- BRIEF -
Transcribe all of the material exactly. Any picture in it should be left out.

------

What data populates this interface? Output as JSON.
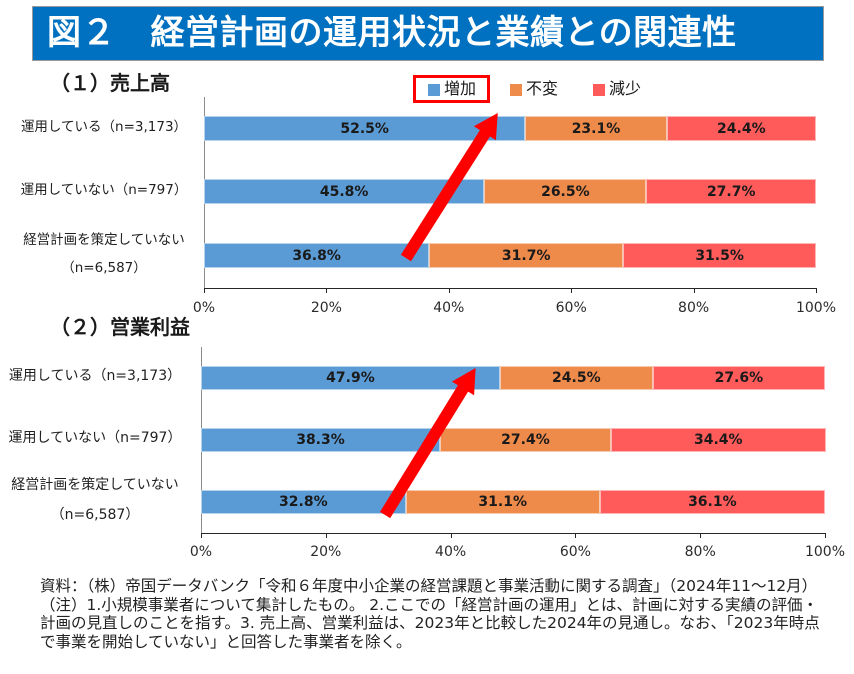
{
  "header": {
    "title": "図２　経営計画の運用状況と業績との関連性",
    "background_color": "#0070C0"
  },
  "chart_data": [
    {
      "type": "bar",
      "orientation": "horizontal",
      "stacked": true,
      "title": "（１）売上高",
      "categories": [
        "運用している（n=3,173）",
        "運用していない（n=797）",
        "経営計画を策定していない（n=6,587）"
      ],
      "category_lines": [
        [
          "運用している（n=3,173）"
        ],
        [
          "運用していない（n=797）"
        ],
        [
          "経営計画を策定していない",
          "（n=6,587）"
        ]
      ],
      "series": [
        {
          "name": "増加",
          "color": "#5B9BD5",
          "values": [
            52.5,
            45.8,
            36.8
          ],
          "labels": [
            "52.5%",
            "45.8%",
            "36.8%"
          ]
        },
        {
          "name": "不変",
          "color": "#EE8B4B",
          "values": [
            23.1,
            26.5,
            31.7
          ],
          "labels": [
            "23.1%",
            "26.5%",
            "31.7%"
          ]
        },
        {
          "name": "減少",
          "color": "#FF5B5B",
          "values": [
            24.4,
            27.7,
            31.5
          ],
          "labels": [
            "24.4%",
            "27.7%",
            "31.5%"
          ]
        }
      ],
      "xlim": [
        0,
        100
      ],
      "xticks": [
        0,
        20,
        40,
        60,
        80,
        100
      ],
      "xtick_labels": [
        "0%",
        "20%",
        "40%",
        "60%",
        "80%",
        "100%"
      ],
      "xlabel": "",
      "ylabel": "",
      "grid": false,
      "legend": {
        "placement": "top-center",
        "entries": [
          "増加",
          "不変",
          "減少"
        ],
        "highlighted_entry": "増加",
        "highlight_color": "#FF0000"
      },
      "annotations": [
        {
          "type": "arrow",
          "color": "#FF0000",
          "from": {
            "category": "経営計画を策定していない（n=6,587）",
            "x": 33
          },
          "to": {
            "category": "運用している（n=3,173）",
            "x": 48
          }
        }
      ]
    },
    {
      "type": "bar",
      "orientation": "horizontal",
      "stacked": true,
      "title": "（２）営業利益",
      "categories": [
        "運用している（n=3,173）",
        "運用していない（n=797）",
        "経営計画を策定していない（n=6,587）"
      ],
      "category_lines": [
        [
          "運用している（n=3,173）"
        ],
        [
          "運用していない（n=797）"
        ],
        [
          "経営計画を策定していない",
          "（n=6,587）"
        ]
      ],
      "series": [
        {
          "name": "増加",
          "color": "#5B9BD5",
          "values": [
            47.9,
            38.3,
            32.8
          ],
          "labels": [
            "47.9%",
            "38.3%",
            "32.8%"
          ]
        },
        {
          "name": "不変",
          "color": "#EE8B4B",
          "values": [
            24.5,
            27.4,
            31.1
          ],
          "labels": [
            "24.5%",
            "27.4%",
            "31.1%"
          ]
        },
        {
          "name": "減少",
          "color": "#FF5B5B",
          "values": [
            27.6,
            34.4,
            36.1
          ],
          "labels": [
            "27.6%",
            "34.4%",
            "36.1%"
          ]
        }
      ],
      "xlim": [
        0,
        100
      ],
      "xticks": [
        0,
        20,
        40,
        60,
        80,
        100
      ],
      "xtick_labels": [
        "0%",
        "20%",
        "40%",
        "60%",
        "80%",
        "100%"
      ],
      "xlabel": "",
      "ylabel": "",
      "grid": false,
      "annotations": [
        {
          "type": "arrow",
          "color": "#FF0000",
          "from": {
            "category": "経営計画を策定していない（n=6,587）",
            "x": 29.5
          },
          "to": {
            "category": "運用している（n=3,173）",
            "x": 44
          }
        }
      ]
    }
  ],
  "footer": {
    "lines": [
      "資料：（株）帝国データバンク「令和６年度中小企業の経営課題と事業活動に関する調査」（2024年11～12月）",
      "（注）1.小規模事業者について集計したもの。 2.ここでの「経営計画の運用」とは、計画に対する実績の評価・",
      "計画の見直しのことを指す。3. 売上高、営業利益は、2023年と比較した2024年の見通し。なお、「2023年時点",
      "で事業を開始していない」と回答した事業者を除く。"
    ]
  }
}
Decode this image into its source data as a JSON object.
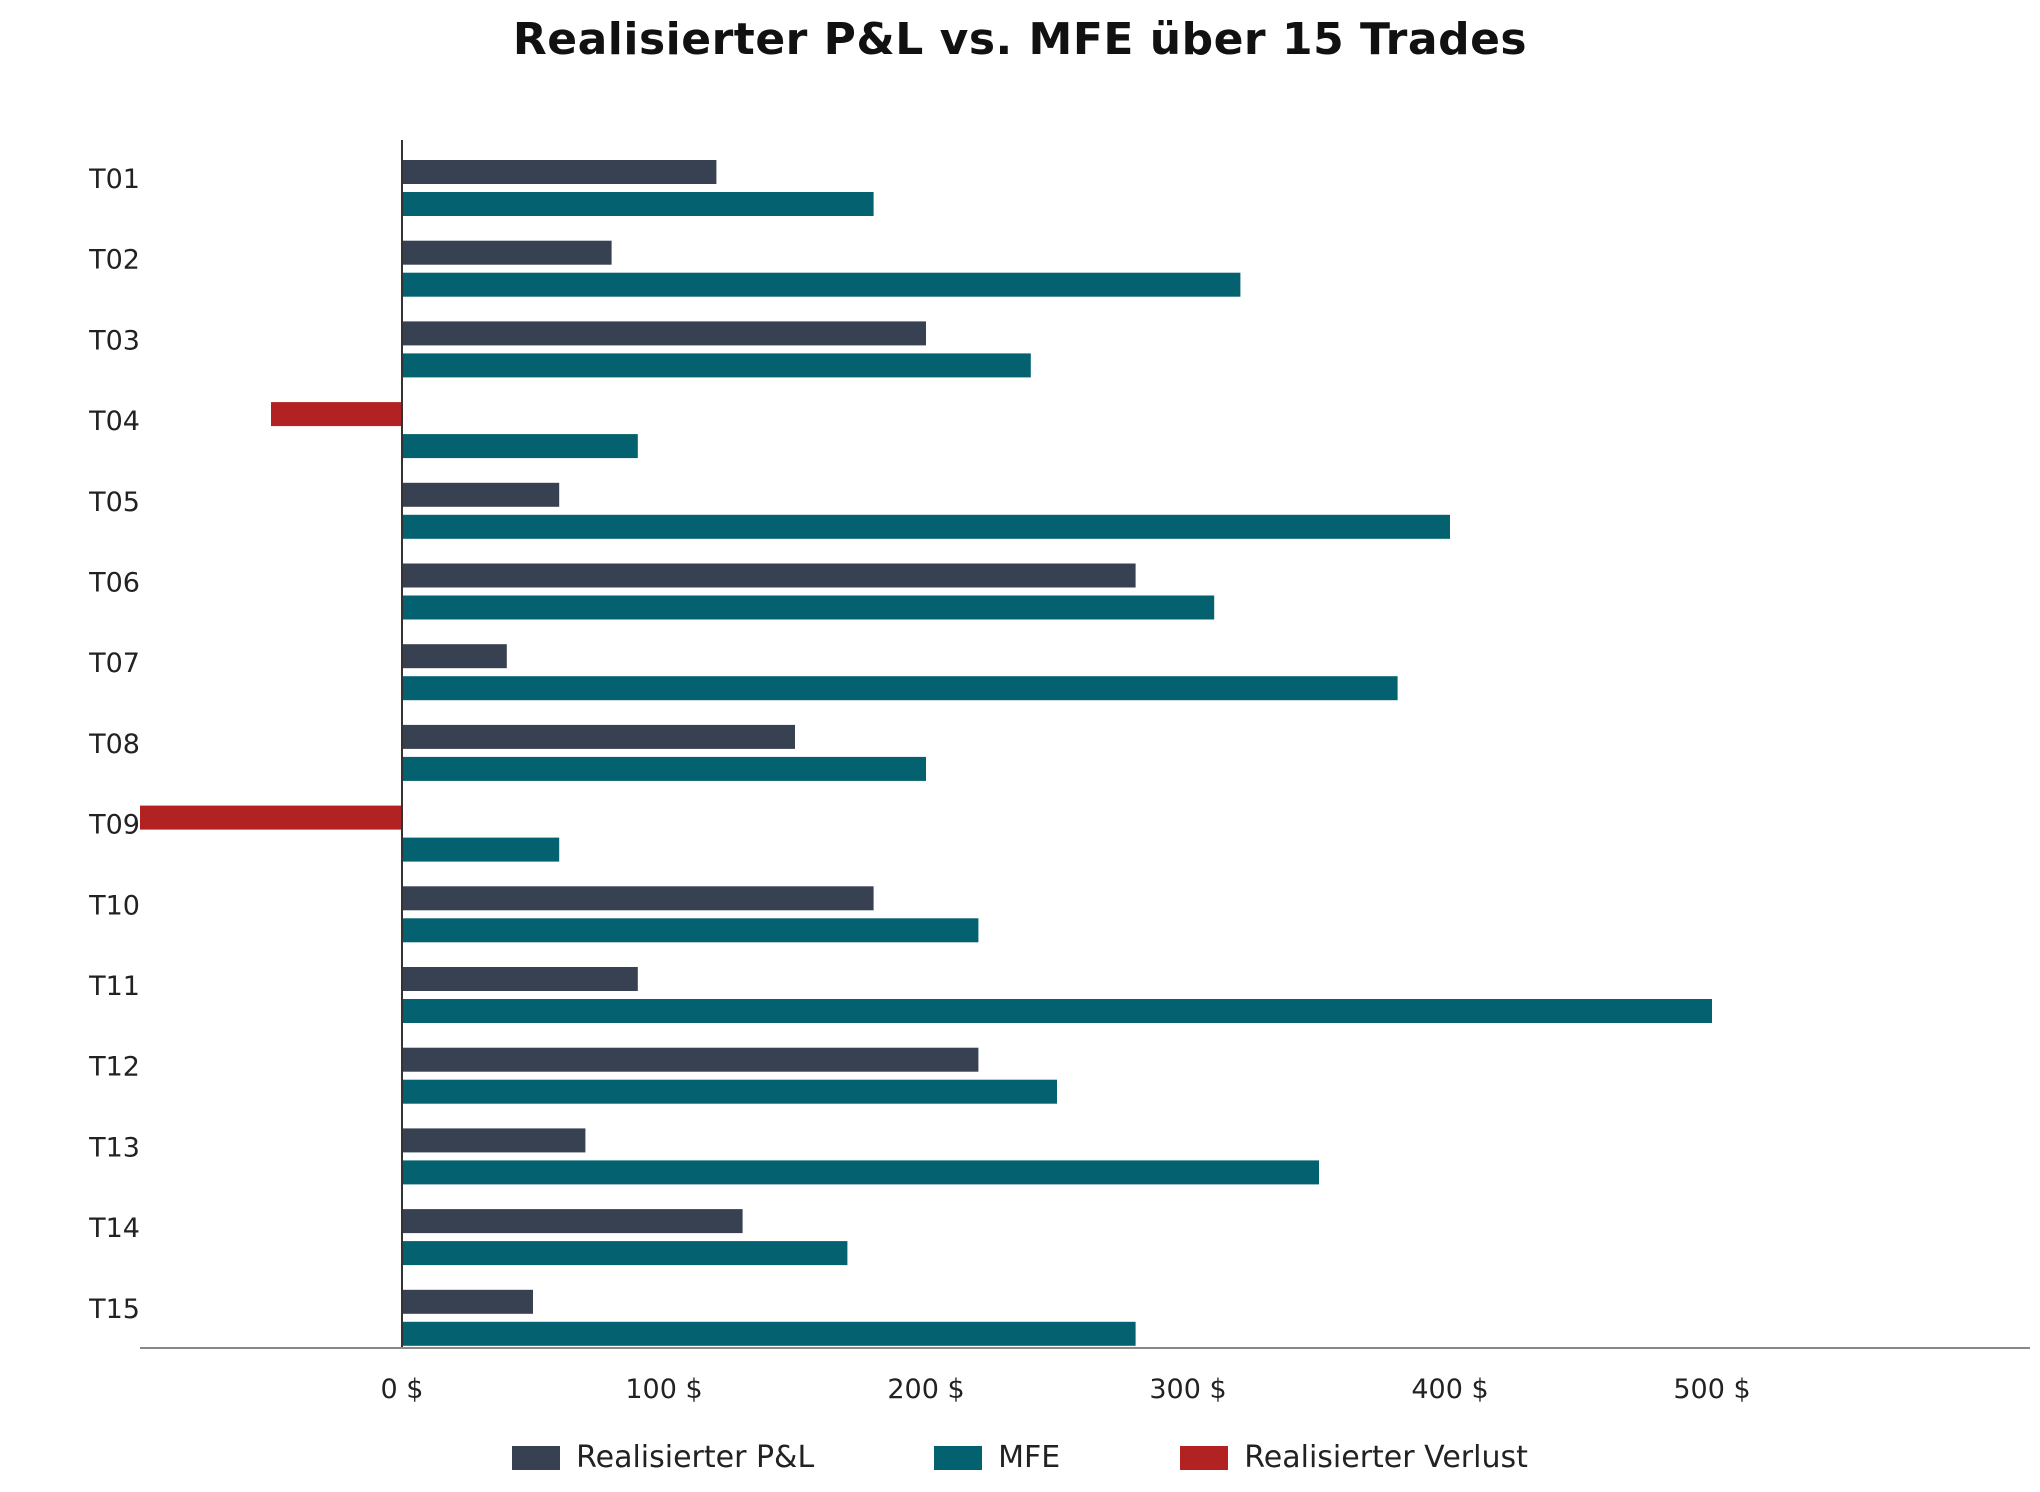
{
  "chart_data": {
    "type": "bar",
    "orientation": "horizontal",
    "title": "Realisierter P&L vs. MFE über 15 Trades",
    "categories": [
      "T01",
      "T02",
      "T03",
      "T04",
      "T05",
      "T06",
      "T07",
      "T08",
      "T09",
      "T10",
      "T11",
      "T12",
      "T13",
      "T14",
      "T15"
    ],
    "series": [
      {
        "name": "Realisierter P&L",
        "values": [
          120,
          80,
          200,
          -50,
          60,
          280,
          40,
          150,
          -100,
          180,
          90,
          220,
          70,
          130,
          50
        ]
      },
      {
        "name": "MFE",
        "values": [
          180,
          320,
          240,
          90,
          400,
          310,
          380,
          200,
          60,
          220,
          500,
          250,
          350,
          170,
          280
        ]
      }
    ],
    "loss_series_name": "Realisierter Verlust",
    "colors": {
      "pnl": "#374151",
      "mfe": "#036170",
      "loss": "#B22222",
      "axis": "#888888"
    },
    "xlim": [
      -100,
      620
    ],
    "xticks": [
      0,
      100,
      200,
      300,
      400,
      500
    ],
    "xtick_labels": [
      "0 $",
      "100 $",
      "200 $",
      "300 $",
      "400 $",
      "500 $"
    ],
    "xlabel": "",
    "ylabel": "",
    "grid": false,
    "legend_position": "bottom-center"
  },
  "legend": {
    "pnl_label": "Realisierter P&L",
    "mfe_label": "MFE",
    "loss_label": "Realisierter Verlust"
  }
}
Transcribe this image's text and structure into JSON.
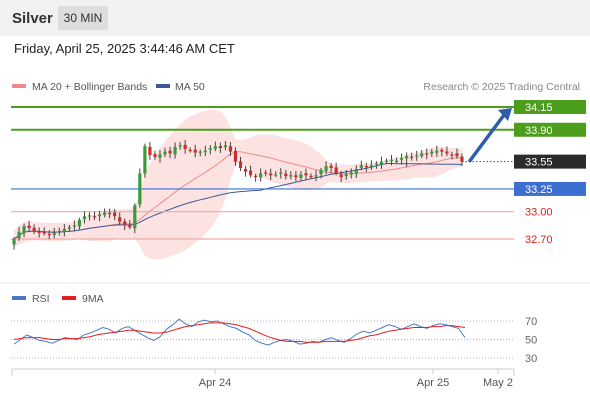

------

- CORRECT OUTPUT -
What data populates this interface? Output as JSON.
{
  "header": {
    "title": "図２　経営計画の運用状況と業績との関連性",
    "background_color": "#0070C0"
  },
  "chart_data": [
    {
      "type": "bar",
      "orientation": "horizontal",
      "stacked": true,
      "title": "（１）売上高",
      "categories": [
        "運用している（n=3,173）",
        "運用していない（n=797）",
        "経営計画を策定していない（n=6,587）"
      ],
      "category_lines": [
        [
          "運用している（n=3,173）"
        ],
        [
          "運用していない（n=797）"
        ],
        [
          "経営計画を策定していない",
          "（n=6,587）"
        ]
      ],
      "series": [
        {
          "name": "増加",
          "color": "#5B9BD5",
          "values": [
            52.5,
            45.8,
            36.8
          ],
          "labels": [
            "52.5%",
            "45.8%",
            "36.8%"
          ]
        },
        {
          "name": "不変",
          "color": "#EE8B4B",
          "values": [
            23.1,
            26.5,
            31.7
          ],
          "labels": [
            "23.1%",
            "26.5%",
            "31.7%"
          ]
        },
        {
          "name": "減少",
          "color": "#FF5B5B",
          "values": [
            24.4,
            27.7,
            31.5
          ],
          "labels": [
            "24.4%",
            "27.7%",
            "31.5%"
          ]
        }
      ],
      "xlim": [
        0,
        100
      ],
      "xticks": [
        0,
        20,
        40,
        60,
        80,
        100
      ],
      "xtick_labels": [
        "0%",
        "20%",
        "40%",
        "60%",
        "80%",
        "100%"
      ],
      "xlabel": "",
      "ylabel": "",
      "grid": false,
      "legend": {
        "placement": "top-center",
        "entries": [
          "増加",
          "不変",
          "減少"
        ],
        "highlighted_entry": "増加",
        "highlight_color": "#FF0000"
      },
      "annotations": [
        {
          "type": "arrow",
          "color": "#FF0000",
          "from": {
            "category": "経営計画を策定していない（n=6,587）",
            "x": 33
          },
          "to": {
            "category": "運用している（n=3,173）",
            "x": 48
          }
        }
      ]
    },
    {
      "type": "bar",
      "orientation": "horizontal",
      "stacked": true,
      "title": "（２）営業利益",
      "categories": [
        "運用している（n=3,173）",
        "運用していない（n=797）",
        "経営計画を策定していない（n=6,587）"
      ],
      "category_lines": [
        [
          "運用している（n=3,173）"
        ],
        [
          "運用していない（n=797）"
        ],
        [
          "経営計画を策定していない",
          "（n=6,587）"
        ]
      ],
      "series": [
        {
          "name": "増加",
          "color": "#5B9BD5",
          "values": [
            47.9,
            38.3,
            32.8
          ],
          "labels": [
            "47.9%",
            "38.3%",
            "32.8%"
          ]
        },
        {
          "name": "不変",
          "color": "#EE8B4B",
          "values": [
            24.5,
            27.4,
            31.1
          ],
          "labels": [
            "24.5%",
            "27.4%",
            "31.1%"
          ]
        },
        {
          "name": "減少",
          "color": "#FF5B5B",
          "values": [
            27.6,
            34.4,
            36.1
          ],
          "labels": [
            "27.6%",
            "34.4%",
            "36.1%"
          ]
        }
      ],
      "xlim": [
        0,
        100
      ],
      "xticks": [
        0,
        20,
        40,
        60,
        80,
        100
      ],
      "xtick_labels": [
        "0%",
        "20%",
        "40%",
        "60%",
        "80%",
        "100%"
      ],
      "xlabel": "",
      "ylabel": "",
      "grid": false,
      "annotations": [
        {
          "type": "arrow",
          "color": "#FF0000",
          "from": {
            "category": "経営計画を策定していない（n=6,587）",
            "x": 29.5
          },
          "to": {
            "category": "運用している（n=3,173）",
            "x": 44
          }
        }
      ]
    }
  ],
  "footer": {
    "lines": [
      "資料：（株）帝国データバンク「令和６年度中小企業の経営課題と事業活動に関する調査」（2024年11～12月）",
      "（注）1.小規模事業者について集計したもの。 2.ここでの「経営計画の運用」とは、計画に対する実績の評価・",
      "計画の見直しのことを指す。3. 売上高、営業利益は、2023年と比較した2024年の見通し。なお、「2023年時点",
      "で事業を開始していない」と回答した事業者を除く。"
    ]
  }
}
Decode this image into its source data as a JSON object.
{
  "chart_data": {
    "type": "bar",
    "orientation": "horizontal",
    "title": "Realisierter P&L vs. MFE über 15 Trades",
    "categories": [
      "T01",
      "T02",
      "T03",
      "T04",
      "T05",
      "T06",
      "T07",
      "T08",
      "T09",
      "T10",
      "T11",
      "T12",
      "T13",
      "T14",
      "T15"
    ],
    "series": [
      {
        "name": "Realisierter P&L",
        "values": [
          120,
          80,
          200,
          -50,
          60,
          280,
          40,
          150,
          -100,
          180,
          90,
          220,
          70,
          130,
          50
        ]
      },
      {
        "name": "MFE",
        "values": [
          180,
          320,
          240,
          90,
          400,
          310,
          380,
          200,
          60,
          220,
          500,
          250,
          350,
          170,
          280
        ]
      }
    ],
    "loss_series_name": "Realisierter Verlust",
    "colors": {
      "pnl": "#374151",
      "mfe": "#036170",
      "loss": "#B22222",
      "axis": "#888888"
    },
    "xlim": [
      -100,
      620
    ],
    "xticks": [
      0,
      100,
      200,
      300,
      400,
      500
    ],
    "xtick_labels": [
      "0 $",
      "100 $",
      "200 $",
      "300 $",
      "400 $",
      "500 $"
    ],
    "xlabel": "",
    "ylabel": "",
    "grid": false,
    "legend_position": "bottom-center"
  },
  "legend": {
    "pnl_label": "Realisierter P&L",
    "mfe_label": "MFE",
    "loss_label": "Realisierter Verlust"
  }
}
Transcribe this image's text and structure into JSON.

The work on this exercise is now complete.